** start **

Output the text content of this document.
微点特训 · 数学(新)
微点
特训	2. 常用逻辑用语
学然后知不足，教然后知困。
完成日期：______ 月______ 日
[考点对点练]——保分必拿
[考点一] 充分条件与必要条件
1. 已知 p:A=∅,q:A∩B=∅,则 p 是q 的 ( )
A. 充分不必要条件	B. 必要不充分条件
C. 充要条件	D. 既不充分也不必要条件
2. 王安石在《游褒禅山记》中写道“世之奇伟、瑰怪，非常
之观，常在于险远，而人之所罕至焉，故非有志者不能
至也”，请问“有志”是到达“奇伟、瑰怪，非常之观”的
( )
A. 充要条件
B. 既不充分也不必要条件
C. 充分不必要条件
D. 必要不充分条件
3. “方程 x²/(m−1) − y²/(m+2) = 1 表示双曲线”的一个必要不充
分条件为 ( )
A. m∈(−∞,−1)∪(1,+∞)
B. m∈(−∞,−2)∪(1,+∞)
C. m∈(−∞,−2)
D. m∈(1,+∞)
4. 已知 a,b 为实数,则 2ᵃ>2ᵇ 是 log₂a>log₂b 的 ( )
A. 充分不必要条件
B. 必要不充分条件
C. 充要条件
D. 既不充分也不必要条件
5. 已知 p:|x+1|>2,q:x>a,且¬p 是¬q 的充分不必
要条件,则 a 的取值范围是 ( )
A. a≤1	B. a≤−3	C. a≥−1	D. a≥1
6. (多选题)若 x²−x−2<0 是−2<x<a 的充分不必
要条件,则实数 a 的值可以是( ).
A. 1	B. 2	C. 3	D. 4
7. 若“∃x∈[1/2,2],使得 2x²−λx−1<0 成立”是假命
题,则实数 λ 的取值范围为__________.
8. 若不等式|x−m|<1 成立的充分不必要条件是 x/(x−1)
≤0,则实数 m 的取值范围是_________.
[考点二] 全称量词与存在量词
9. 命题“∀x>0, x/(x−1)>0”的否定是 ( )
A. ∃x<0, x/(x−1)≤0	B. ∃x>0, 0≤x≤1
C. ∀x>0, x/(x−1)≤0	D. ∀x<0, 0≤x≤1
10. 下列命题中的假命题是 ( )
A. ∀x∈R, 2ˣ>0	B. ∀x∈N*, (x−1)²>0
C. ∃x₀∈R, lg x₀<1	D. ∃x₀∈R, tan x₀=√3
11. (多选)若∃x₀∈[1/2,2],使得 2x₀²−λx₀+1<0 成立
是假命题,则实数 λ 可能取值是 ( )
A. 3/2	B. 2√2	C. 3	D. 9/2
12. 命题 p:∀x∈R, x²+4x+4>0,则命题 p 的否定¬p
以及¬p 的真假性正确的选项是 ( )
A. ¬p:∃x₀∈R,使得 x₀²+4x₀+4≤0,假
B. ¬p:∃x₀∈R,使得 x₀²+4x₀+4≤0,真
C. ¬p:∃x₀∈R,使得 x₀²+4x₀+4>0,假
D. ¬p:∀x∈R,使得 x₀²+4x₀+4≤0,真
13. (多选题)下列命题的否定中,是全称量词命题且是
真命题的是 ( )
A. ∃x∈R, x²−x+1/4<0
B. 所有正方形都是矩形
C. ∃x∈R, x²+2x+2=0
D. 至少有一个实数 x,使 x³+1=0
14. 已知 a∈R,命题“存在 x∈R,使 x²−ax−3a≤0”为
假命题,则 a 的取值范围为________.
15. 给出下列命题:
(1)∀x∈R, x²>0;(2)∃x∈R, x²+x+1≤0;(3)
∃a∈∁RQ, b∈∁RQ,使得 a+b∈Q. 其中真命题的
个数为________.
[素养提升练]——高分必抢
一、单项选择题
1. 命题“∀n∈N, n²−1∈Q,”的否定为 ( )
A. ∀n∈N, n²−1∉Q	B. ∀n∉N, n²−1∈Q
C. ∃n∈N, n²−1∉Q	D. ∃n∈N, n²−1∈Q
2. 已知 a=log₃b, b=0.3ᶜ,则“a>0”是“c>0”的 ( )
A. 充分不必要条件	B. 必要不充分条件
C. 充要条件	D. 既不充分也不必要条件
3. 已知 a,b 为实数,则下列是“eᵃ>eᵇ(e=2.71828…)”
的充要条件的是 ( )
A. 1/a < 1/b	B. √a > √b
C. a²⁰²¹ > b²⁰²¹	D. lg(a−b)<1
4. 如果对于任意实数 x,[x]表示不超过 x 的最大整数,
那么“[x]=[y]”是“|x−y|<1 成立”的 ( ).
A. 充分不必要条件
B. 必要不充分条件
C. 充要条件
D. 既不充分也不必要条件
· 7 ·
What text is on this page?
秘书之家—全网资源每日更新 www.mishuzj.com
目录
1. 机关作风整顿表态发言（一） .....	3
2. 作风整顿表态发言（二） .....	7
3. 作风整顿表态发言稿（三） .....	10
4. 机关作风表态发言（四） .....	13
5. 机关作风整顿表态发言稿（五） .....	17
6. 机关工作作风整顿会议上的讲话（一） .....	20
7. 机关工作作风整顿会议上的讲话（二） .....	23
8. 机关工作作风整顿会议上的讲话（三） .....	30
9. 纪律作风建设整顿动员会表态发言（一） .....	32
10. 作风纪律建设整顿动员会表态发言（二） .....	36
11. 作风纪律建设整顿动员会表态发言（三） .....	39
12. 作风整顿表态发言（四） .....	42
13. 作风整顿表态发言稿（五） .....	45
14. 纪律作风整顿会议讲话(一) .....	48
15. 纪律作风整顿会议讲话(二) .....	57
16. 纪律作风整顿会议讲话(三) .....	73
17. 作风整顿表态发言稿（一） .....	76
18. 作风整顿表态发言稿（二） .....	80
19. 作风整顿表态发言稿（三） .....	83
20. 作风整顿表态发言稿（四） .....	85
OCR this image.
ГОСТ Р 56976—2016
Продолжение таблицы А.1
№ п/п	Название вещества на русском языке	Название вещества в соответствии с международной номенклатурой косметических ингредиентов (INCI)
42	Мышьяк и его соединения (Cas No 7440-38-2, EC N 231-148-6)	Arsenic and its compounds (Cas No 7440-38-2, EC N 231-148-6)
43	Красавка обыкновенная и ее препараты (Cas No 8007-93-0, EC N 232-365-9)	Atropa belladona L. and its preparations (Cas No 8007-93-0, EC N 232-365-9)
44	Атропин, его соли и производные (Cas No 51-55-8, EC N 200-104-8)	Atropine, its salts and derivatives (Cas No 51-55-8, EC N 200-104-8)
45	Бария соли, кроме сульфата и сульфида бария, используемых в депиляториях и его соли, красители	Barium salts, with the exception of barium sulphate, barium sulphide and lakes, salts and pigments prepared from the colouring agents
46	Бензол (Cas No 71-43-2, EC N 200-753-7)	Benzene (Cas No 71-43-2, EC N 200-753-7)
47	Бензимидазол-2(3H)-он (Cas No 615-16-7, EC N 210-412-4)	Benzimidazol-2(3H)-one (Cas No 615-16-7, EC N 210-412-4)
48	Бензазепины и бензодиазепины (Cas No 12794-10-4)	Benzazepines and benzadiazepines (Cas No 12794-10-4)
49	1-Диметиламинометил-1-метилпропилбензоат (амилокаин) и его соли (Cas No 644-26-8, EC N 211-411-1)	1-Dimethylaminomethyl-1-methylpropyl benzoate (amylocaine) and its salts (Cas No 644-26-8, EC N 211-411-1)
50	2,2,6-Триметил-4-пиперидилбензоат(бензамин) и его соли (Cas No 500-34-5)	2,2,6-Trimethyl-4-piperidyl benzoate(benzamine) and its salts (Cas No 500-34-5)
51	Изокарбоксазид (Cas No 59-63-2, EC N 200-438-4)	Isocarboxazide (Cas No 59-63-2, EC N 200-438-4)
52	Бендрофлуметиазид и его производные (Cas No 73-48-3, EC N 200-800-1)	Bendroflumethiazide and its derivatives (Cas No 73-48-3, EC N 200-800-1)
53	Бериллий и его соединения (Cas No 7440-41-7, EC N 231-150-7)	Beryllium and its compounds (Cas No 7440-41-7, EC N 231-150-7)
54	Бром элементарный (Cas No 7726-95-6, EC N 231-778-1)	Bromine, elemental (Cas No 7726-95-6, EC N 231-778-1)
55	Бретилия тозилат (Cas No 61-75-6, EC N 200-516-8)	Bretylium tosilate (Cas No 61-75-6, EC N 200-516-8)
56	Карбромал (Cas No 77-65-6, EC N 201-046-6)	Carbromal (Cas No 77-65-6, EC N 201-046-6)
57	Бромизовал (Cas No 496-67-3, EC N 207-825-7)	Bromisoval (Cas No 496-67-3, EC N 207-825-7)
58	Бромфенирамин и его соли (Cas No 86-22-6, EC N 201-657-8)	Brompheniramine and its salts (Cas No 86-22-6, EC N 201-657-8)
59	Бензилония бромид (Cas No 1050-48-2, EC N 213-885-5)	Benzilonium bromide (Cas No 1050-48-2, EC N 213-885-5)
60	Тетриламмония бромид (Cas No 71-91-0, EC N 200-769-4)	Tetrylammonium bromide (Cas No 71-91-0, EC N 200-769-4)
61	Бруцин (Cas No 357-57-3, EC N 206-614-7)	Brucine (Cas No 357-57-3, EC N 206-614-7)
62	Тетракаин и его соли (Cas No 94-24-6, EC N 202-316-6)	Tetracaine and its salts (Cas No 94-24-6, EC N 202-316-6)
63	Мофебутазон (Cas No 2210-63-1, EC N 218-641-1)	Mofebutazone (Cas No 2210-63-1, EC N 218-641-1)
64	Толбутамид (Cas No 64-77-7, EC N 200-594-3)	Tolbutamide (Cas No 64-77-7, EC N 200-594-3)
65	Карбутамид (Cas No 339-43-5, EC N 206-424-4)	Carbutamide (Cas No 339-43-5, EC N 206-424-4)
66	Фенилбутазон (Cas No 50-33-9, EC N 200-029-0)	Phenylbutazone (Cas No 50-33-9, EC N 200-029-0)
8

** end **

**EXERCISE AIM**
Pick out the lines containing the string "benzoate".

**RESULT**
49	1-Диметиламинометил-1-метилпропилбензоат (амилокаин) и его соли (Cas No 644-26-8, EC N 211-411-1)	1-Dimethylaminomethyl-1-methylpropyl benzoate (amylocaine) and its salts (Cas No 644-26-8, EC N 211-411-1)
50	2,2,6-Триметил-4-пиперидилбензоат(бензамин) и его соли (Cas No 500-34-5)	2,2,6-Trimethyl-4-piperidyl benzoate(benzamine) and its salts (Cas No 500-34-5)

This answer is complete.